Write out the full set of records exactly. Any pictures in them do not belong in the copy.

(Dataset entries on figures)

■ ■ ■ ■ ■

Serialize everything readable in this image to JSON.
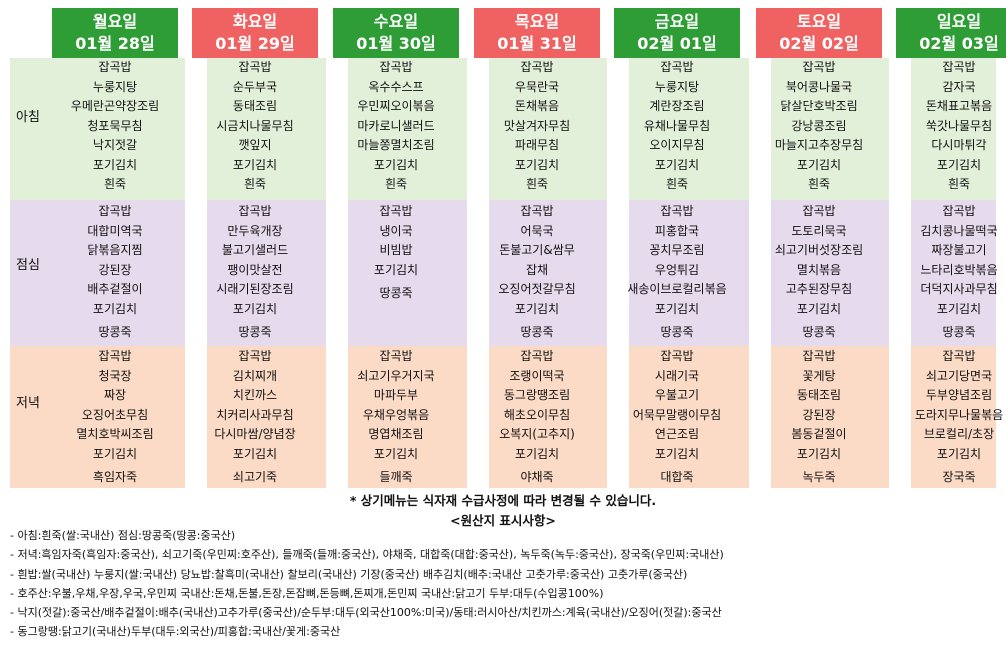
{
  "days": [
    {
      "day": "월요일",
      "date": "01월 28일",
      "color": "#2e9d36",
      "breakfast": [
        "잡곡밥",
        "누룽지탕",
        "우메란곤약장조림",
        "청포묵무침",
        "낙지젓갈",
        "포기김치",
        "흰죽"
      ],
      "lunch": [
        "잡곡밥",
        "대합미역국",
        "닭볶음지찜",
        "강된장",
        "배추겉절이",
        "포기김치",
        "땅콩죽"
      ],
      "dinner": [
        "잡곡밥",
        "청국장",
        "짜장",
        "오징어초무침",
        "멸치호박씨조림",
        "포기김치",
        "흑임자죽"
      ]
    },
    {
      "day": "화요일",
      "date": "01월 29일",
      "color": "#f06262",
      "breakfast": [
        "잡곡밥",
        "순두부국",
        "동태조림",
        "시금치나물무침",
        "깻잎지",
        "포기김치",
        "흰죽"
      ],
      "lunch": [
        "잡곡밥",
        "만두육개장",
        "불고기샐러드",
        "팽이맛살전",
        "시래기된장조림",
        "포기김치",
        "땅콩죽"
      ],
      "dinner": [
        "잡곡밥",
        "김치찌개",
        "치킨까스",
        "치커리사과무침",
        "다시마쌈/양념장",
        "포기김치",
        "쇠고기죽"
      ]
    },
    {
      "day": "수요일",
      "date": "01월 30일",
      "color": "#2e9d36",
      "breakfast": [
        "잡곡밥",
        "옥수수스프",
        "우민찌오이볶음",
        "마카로니샐러드",
        "마늘쫑멸치조림",
        "포기김치",
        "흰죽"
      ],
      "lunch": [
        "잡곡밥",
        "냉이국",
        "비빔밥",
        "",
        "",
        "포기김치",
        "땅콩죽"
      ],
      "dinner": [
        "잡곡밥",
        "쇠고기우거지국",
        "마파두부",
        "우채우엉볶음",
        "명엽채조림",
        "포기김치",
        "들깨죽"
      ]
    },
    {
      "day": "목요일",
      "date": "01월 31일",
      "color": "#f06262",
      "breakfast": [
        "잡곡밥",
        "우묵란국",
        "돈채볶음",
        "맛살겨자무침",
        "파래무침",
        "포기김치",
        "흰죽"
      ],
      "lunch": [
        "잡곡밥",
        "어묵국",
        "돈불고기&쌈무",
        "잡채",
        "오징어젓갈무침",
        "포기김치",
        "땅콩죽"
      ],
      "dinner": [
        "잡곡밥",
        "조랭이떡국",
        "동그랑땡조림",
        "해초오이무침",
        "오복지(고추지)",
        "포기김치",
        "야채죽"
      ]
    },
    {
      "day": "금요일",
      "date": "02월 01일",
      "color": "#2e9d36",
      "breakfast": [
        "잡곡밥",
        "누룽지탕",
        "계란장조림",
        "유채나물무침",
        "오이지무침",
        "포기김치",
        "흰죽"
      ],
      "lunch": [
        "잡곡밥",
        "피홍합국",
        "꽁치무조림",
        "우엉튀김",
        "새송이브로컬리볶음",
        "포기김치",
        "땅콩죽"
      ],
      "dinner": [
        "잡곡밥",
        "시래기국",
        "우불고기",
        "어묵무말랭이무침",
        "연근조림",
        "포기김치",
        "대합죽"
      ]
    },
    {
      "day": "토요일",
      "date": "02월 02일",
      "color": "#f06262",
      "breakfast": [
        "잡곡밥",
        "북어콩나물국",
        "닭살단호박조림",
        "강낭콩조림",
        "마늘지고추장무침",
        "포기김치",
        "흰죽"
      ],
      "lunch": [
        "잡곡밥",
        "도토리묵국",
        "쇠고기버섯장조림",
        "멸치볶음",
        "고추된장무침",
        "포기김치",
        "땅콩죽"
      ],
      "dinner": [
        "잡곡밥",
        "꽃게탕",
        "동태조림",
        "강된장",
        "봄동겉절이",
        "포기김치",
        "녹두죽"
      ]
    },
    {
      "day": "일요일",
      "date": "02월 03일",
      "color": "#2e9d36",
      "breakfast": [
        "잡곡밥",
        "감자국",
        "돈채표고볶음",
        "쑥갓나물무침",
        "다시마튀각",
        "포기김치",
        "흰죽"
      ],
      "lunch": [
        "잡곡밥",
        "김치콩나물떡국",
        "짜장불고기",
        "느타리호박볶음",
        "더덕지사과무침",
        "포기김치",
        "땅콩죽"
      ],
      "dinner": [
        "잡곡밥",
        "쇠고기당면국",
        "두부양념조림",
        "도라지무나물볶음",
        "브로컬리/초장",
        "포기김치",
        "장국죽"
      ]
    }
  ],
  "meal_labels": {
    "breakfast": "아침",
    "lunch": "점심",
    "dinner": "저녁"
  },
  "band_colors": {
    "breakfast": "#e2f0da",
    "lunch": "#e6daed",
    "dinner": "#fbdac6"
  },
  "notice": "* 상기메뉴는 식자재 수급사정에 따라 변경될 수 있습니다.",
  "origin_title": "<원산지 표시사항>",
  "origin_lines": [
    "- 아침:흰죽(쌀:국내산) 점심:땅콩죽(땅콩:중국산)",
    "- 저녁:흑임자죽(흑임자:중국산), 쇠고기죽(우민찌:호주산), 들깨죽(들깨:중국산), 야채죽, 대합죽(대합:중국산), 녹두죽(녹두:중국산), 장국죽(우민찌:국내산)",
    "- 흰밥:쌀(국내산) 누룽지(쌀:국내산) 당뇨밥:찰흑미(국내산) 찰보리(국내산) 기장(중국산) 배추김치(배추:국내산 고춧가루:중국산) 고춧가루(중국산)",
    "- 호주산:우불,우채,우장,우국,우민찌 국내산:돈채,돈불,돈장,돈잡뼈,돈등뼈,돈찌개,돈민찌 국내산:닭고기 두부:대두(수입콩100%)",
    "- 낙지(젓갈):중국산/배추겉절이:배추(국내산)고추가루(중국산)/순두부:대두(외국산100%:미국)/동태:러시아산/치킨까스:계육(국내산)/오징어(젓갈):중국산",
    "- 동그랑땡:닭고기(국내산)두부(대두:외국산)/피홍합:국내산/꽃게:중국산"
  ]
}
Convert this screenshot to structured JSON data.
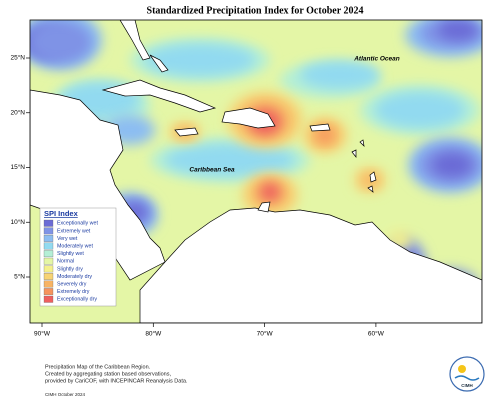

■ ■ ■ ■ ■

*SOLUTION*:
Serialize everything readable in this image to JSON.
{
  "days": [
    {
      "day": "월요일",
      "date": "01월 28일",
      "color": "#2e9d36",
      "breakfast": [
        "잡곡밥",
        "누룽지탕",
        "우메란곤약장조림",
        "청포묵무침",
        "낙지젓갈",
        "포기김치",
        "흰죽"
      ],
      "lunch": [
        "잡곡밥",
        "대합미역국",
        "닭볶음지찜",
        "강된장",
        "배추겉절이",
        "포기김치",
        "땅콩죽"
      ],
      "dinner": [
        "잡곡밥",
        "청국장",
        "짜장",
        "오징어초무침",
        "멸치호박씨조림",
        "포기김치",
        "흑임자죽"
      ]
    },
    {
      "day": "화요일",
      "date": "01월 29일",
      "color": "#f06262",
      "breakfast": [
        "잡곡밥",
        "순두부국",
        "동태조림",
        "시금치나물무침",
        "깻잎지",
        "포기김치",
        "흰죽"
      ],
      "lunch": [
        "잡곡밥",
        "만두육개장",
        "불고기샐러드",
        "팽이맛살전",
        "시래기된장조림",
        "포기김치",
        "땅콩죽"
      ],
      "dinner": [
        "잡곡밥",
        "김치찌개",
        "치킨까스",
        "치커리사과무침",
        "다시마쌈/양념장",
        "포기김치",
        "쇠고기죽"
      ]
    },
    {
      "day": "수요일",
      "date": "01월 30일",
      "color": "#2e9d36",
      "breakfast": [
        "잡곡밥",
        "옥수수스프",
        "우민찌오이볶음",
        "마카로니샐러드",
        "마늘쫑멸치조림",
        "포기김치",
        "흰죽"
      ],
      "lunch": [
        "잡곡밥",
        "냉이국",
        "비빔밥",
        "",
        "",
        "포기김치",
        "땅콩죽"
      ],
      "dinner": [
        "잡곡밥",
        "쇠고기우거지국",
        "마파두부",
        "우채우엉볶음",
        "명엽채조림",
        "포기김치",
        "들깨죽"
      ]
    },
    {
      "day": "목요일",
      "date": "01월 31일",
      "color": "#f06262",
      "breakfast": [
        "잡곡밥",
        "우묵란국",
        "돈채볶음",
        "맛살겨자무침",
        "파래무침",
        "포기김치",
        "흰죽"
      ],
      "lunch": [
        "잡곡밥",
        "어묵국",
        "돈불고기&쌈무",
        "잡채",
        "오징어젓갈무침",
        "포기김치",
        "땅콩죽"
      ],
      "dinner": [
        "잡곡밥",
        "조랭이떡국",
        "동그랑땡조림",
        "해초오이무침",
        "오복지(고추지)",
        "포기김치",
        "야채죽"
      ]
    },
    {
      "day": "금요일",
      "date": "02월 01일",
      "color": "#2e9d36",
      "breakfast": [
        "잡곡밥",
        "누룽지탕",
        "계란장조림",
        "유채나물무침",
        "오이지무침",
        "포기김치",
        "흰죽"
      ],
      "lunch": [
        "잡곡밥",
        "피홍합국",
        "꽁치무조림",
        "우엉튀김",
        "새송이브로컬리볶음",
        "포기김치",
        "땅콩죽"
      ],
      "dinner": [
        "잡곡밥",
        "시래기국",
        "우불고기",
        "어묵무말랭이무침",
        "연근조림",
        "포기김치",
        "대합죽"
      ]
    },
    {
      "day": "토요일",
      "date": "02월 02일",
      "color": "#f06262",
      "breakfast": [
        "잡곡밥",
        "북어콩나물국",
        "닭살단호박조림",
        "강낭콩조림",
        "마늘지고추장무침",
        "포기김치",
        "흰죽"
      ],
      "lunch": [
        "잡곡밥",
        "도토리묵국",
        "쇠고기버섯장조림",
        "멸치볶음",
        "고추된장무침",
        "포기김치",
        "땅콩죽"
      ],
      "dinner": [
        "잡곡밥",
        "꽃게탕",
        "동태조림",
        "강된장",
        "봄동겉절이",
        "포기김치",
        "녹두죽"
      ]
    },
    {
      "day": "일요일",
      "date": "02월 03일",
      "color": "#2e9d36",
      "breakfast": [
        "잡곡밥",
        "감자국",
        "돈채표고볶음",
        "쑥갓나물무침",
        "다시마튀각",
        "포기김치",
        "흰죽"
      ],
      "lunch": [
        "잡곡밥",
        "김치콩나물떡국",
        "짜장불고기",
        "느타리호박볶음",
        "더덕지사과무침",
        "포기김치",
        "땅콩죽"
      ],
      "dinner": [
        "잡곡밥",
        "쇠고기당면국",
        "두부양념조림",
        "도라지무나물볶음",
        "브로컬리/초장",
        "포기김치",
        "장국죽"
      ]
    }
  ],
  "meal_labels": {
    "breakfast": "아침",
    "lunch": "점심",
    "dinner": "저녁"
  },
  "band_colors": {
    "breakfast": "#e2f0da",
    "lunch": "#e6daed",
    "dinner": "#fbdac6"
  },
  "notice": "* 상기메뉴는 식자재 수급사정에 따라 변경될 수 있습니다.",
  "origin_title": "<원산지 표시사항>",
  "origin_lines": [
    "- 아침:흰죽(쌀:국내산) 점심:땅콩죽(땅콩:중국산)",
    "- 저녁:흑임자죽(흑임자:중국산), 쇠고기죽(우민찌:호주산), 들깨죽(들깨:중국산), 야채죽, 대합죽(대합:중국산), 녹두죽(녹두:중국산), 장국죽(우민찌:국내산)",
    "- 흰밥:쌀(국내산) 누룽지(쌀:국내산) 당뇨밥:찰흑미(국내산) 찰보리(국내산) 기장(중국산) 배추김치(배추:국내산 고춧가루:중국산) 고춧가루(중국산)",
    "- 호주산:우불,우채,우장,우국,우민찌 국내산:돈채,돈불,돈장,돈잡뼈,돈등뼈,돈찌개,돈민찌 국내산:닭고기 두부:대두(수입콩100%)",
    "- 낙지(젓갈):중국산/배추겉절이:배추(국내산)고추가루(중국산)/순두부:대두(외국산100%:미국)/동태:러시아산/치킨까스:계육(국내산)/오징어(젓갈):중국산",
    "- 동그랑땡:닭고기(국내산)두부(대두:외국산)/피홍합:국내산/꽃게:중국산"
  ]
}
Convert this screenshot to structured JSON data.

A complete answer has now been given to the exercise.